== DATASET RECORDS

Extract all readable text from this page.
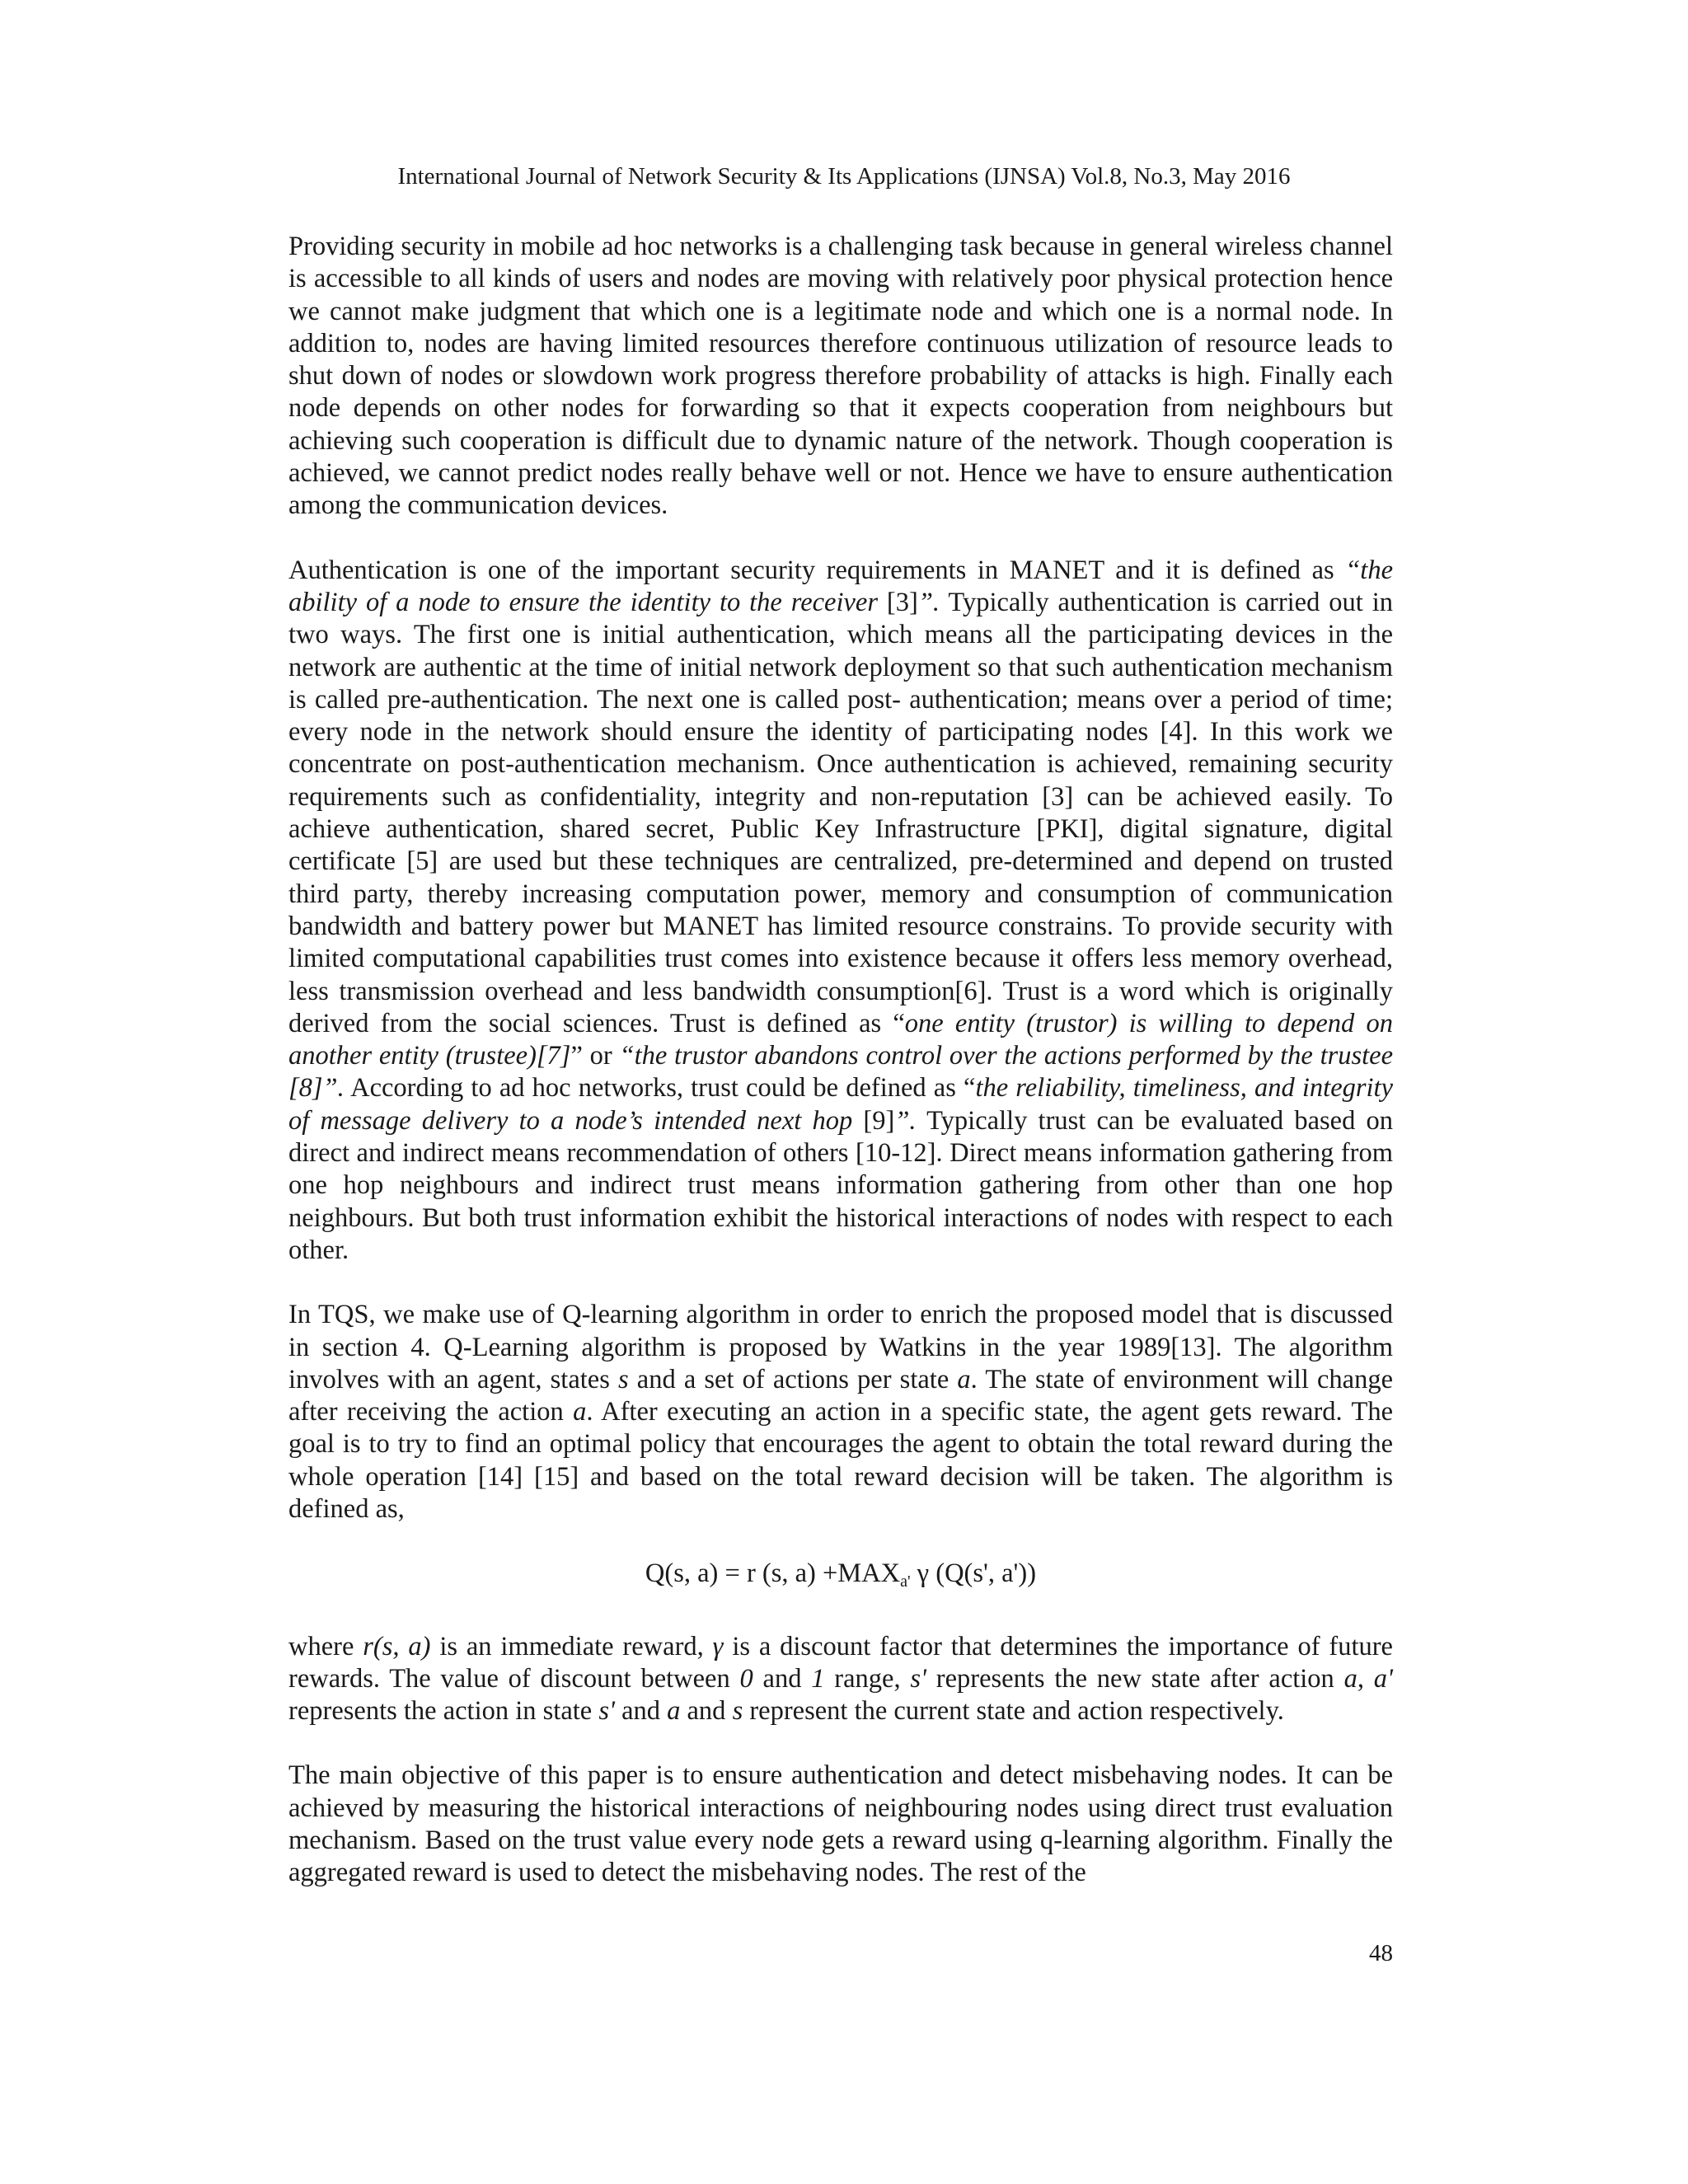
International Journal of Network Security & Its Applications (IJNSA) Vol.8, No.3, May 2016

Providing security in mobile ad hoc networks is a challenging task because in general wireless channel is accessible to all kinds of users and nodes are moving with relatively poor physical protection hence we cannot make judgment that which one is a legitimate node and which one is a normal node. In addition to, nodes are having limited resources therefore continuous utilization of resource leads to shut down of nodes or slowdown work progress therefore probability of attacks is high. Finally each node depends on other nodes for forwarding so that it expects cooperation from neighbours but achieving such cooperation is difficult due to dynamic nature of the network. Though cooperation is achieved, we cannot predict nodes really behave well or not. Hence we have to ensure authentication among the communication devices.

Authentication is one of the important security requirements in MANET and it is defined as “the ability of a node to ensure the identity to the receiver [3]”. Typically authentication is carried out in two ways. The first one is initial authentication, which means all the participating devices in the network are authentic at the time of initial network deployment so that such authentication mechanism is called pre-authentication. The next one is called post- authentication; means over a period of time; every node in the network should ensure the identity of participating nodes [4]. In this work we concentrate on post-authentication mechanism. Once authentication is achieved, remaining security requirements such as confidentiality, integrity and non-reputation [3] can be achieved easily. To achieve authentication, shared secret, Public Key Infrastructure [PKI], digital signature, digital certificate [5] are used but these techniques are centralized, pre-determined and depend on trusted third party, thereby increasing computation power, memory and consumption of communication bandwidth and battery power but MANET has limited resource constrains. To provide security with limited computational capabilities trust comes into existence because it offers less memory overhead, less transmission overhead and less bandwidth consumption[6]. Trust is a word which is originally derived from the social sciences. Trust is defined as “one entity (trustor) is willing to depend on another entity (trustee)[7]” or “the trustor abandons control over the actions performed by the trustee [8]”. According to ad hoc networks, trust could be defined as “the reliability, timeliness, and integrity of message delivery to a node’s intended next hop [9]”. Typically trust can be evaluated based on direct and indirect means recommendation of others [10-12]. Direct means information gathering from one hop neighbours and indirect trust means information gathering from other than one hop neighbours. But both trust information exhibit the historical interactions of nodes with respect to each other.

In TQS, we make use of Q-learning algorithm in order to enrich the proposed model that is discussed in section 4. Q-Learning algorithm is proposed by Watkins in the year 1989[13]. The algorithm involves with an agent, states s and a set of actions per state a. The state of environment will change after receiving the action a. After executing an action in a specific state, the agent gets reward. The goal is to try to find an optimal policy that encourages the agent to obtain the total reward during the whole operation [14] [15] and based on the total reward decision will be taken. The algorithm is defined as,

Q(s, a) = r (s, $a) +MAX_{a'}$ γ (Q(s', a'))

where r(s, a) is an immediate reward, γ is a discount factor that determines the importance of future rewards. The value of discount between 0 and 1 range, s' represents the new state after action a, a' represents the action in state s' and a and s represent the current state and action respectively.

The main objective of this paper is to ensure authentication and detect misbehaving nodes. It can be achieved by measuring the historical interactions of neighbouring nodes using direct trust evaluation mechanism. Based on the trust value every node gets a reward using q-learning algorithm. Finally the aggregated reward is used to detect the misbehaving nodes. The rest of the

48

====

* EXERCISE OBJECTIVE: Take the listing above and restate it word for word, without its pictures.

* EXERCISE RESPONSE:
Extract all readable text from this page.
International Journal of Network Security & Its Applications (IJNSA) Vol.8, No.3, May 2016

Providing security in mobile ad hoc networks is a challenging task because in general wireless channel is accessible to all kinds of users and nodes are moving with relatively poor physical protection hence we cannot make judgment that which one is a legitimate node and which one is a normal node. In addition to, nodes are having limited resources therefore continuous utilization of resource leads to shut down of nodes or slowdown work progress therefore probability of attacks is high. Finally each node depends on other nodes for forwarding so that it expects cooperation from neighbours but achieving such cooperation is difficult due to dynamic nature of the network. Though cooperation is achieved, we cannot predict nodes really behave well or not. Hence we have to ensure authentication among the communication devices.

Authentication is one of the important security requirements in MANET and it is defined as “the ability of a node to ensure the identity to the receiver [3]”. Typically authentication is carried out in two ways. The first one is initial authentication, which means all the participating devices in the network are authentic at the time of initial network deployment so that such authentication mechanism is called pre-authentication. The next one is called post- authentication; means over a period of time; every node in the network should ensure the identity of participating nodes [4]. In this work we concentrate on post-authentication mechanism. Once authentication is achieved, remaining security requirements such as confidentiality, integrity and non-reputation [3] can be achieved easily. To achieve authentication, shared secret, Public Key Infrastructure [PKI], digital signature, digital certificate [5] are used but these techniques are centralized, pre-determined and depend on trusted third party, thereby increasing computation power, memory and consumption of communication bandwidth and battery power but MANET has limited resource constrains. To provide security with limited computational capabilities trust comes into existence because it offers less memory overhead, less transmission overhead and less bandwidth consumption[6]. Trust is a word which is originally derived from the social sciences. Trust is defined as “one entity (trustor) is willing to depend on another entity (trustee)[7]” or “the trustor abandons control over the actions performed by the trustee [8]”. According to ad hoc networks, trust could be defined as “the reliability, timeliness, and integrity of message delivery to a node’s intended next hop [9]”. Typically trust can be evaluated based on direct and indirect means recommendation of others [10-12]. Direct means information gathering from one hop neighbours and indirect trust means information gathering from other than one hop neighbours. But both trust information exhibit the historical interactions of nodes with respect to each other.

In TQS, we make use of Q-learning algorithm in order to enrich the proposed model that is discussed in section 4. Q-Learning algorithm is proposed by Watkins in the year 1989[13]. The algorithm involves with an agent, states s and a set of actions per state a. The state of environment will change after receiving the action a. After executing an action in a specific state, the agent gets reward. The goal is to try to find an optimal policy that encourages the agent to obtain the total reward during the whole operation [14] [15] and based on the total reward decision will be taken. The algorithm is defined as,

Q(s, a) = r (s, $a) +MAX_{a'}$ γ (Q(s', a'))

where r(s, a) is an immediate reward, γ is a discount factor that determines the importance of future rewards. The value of discount between 0 and 1 range, s' represents the new state after action a, a' represents the action in state s' and a and s represent the current state and action respectively.

The main objective of this paper is to ensure authentication and detect misbehaving nodes. It can be achieved by measuring the historical interactions of neighbouring nodes using direct trust evaluation mechanism. Based on the trust value every node gets a reward using q-learning algorithm. Finally the aggregated reward is used to detect the misbehaving nodes. The rest of the

48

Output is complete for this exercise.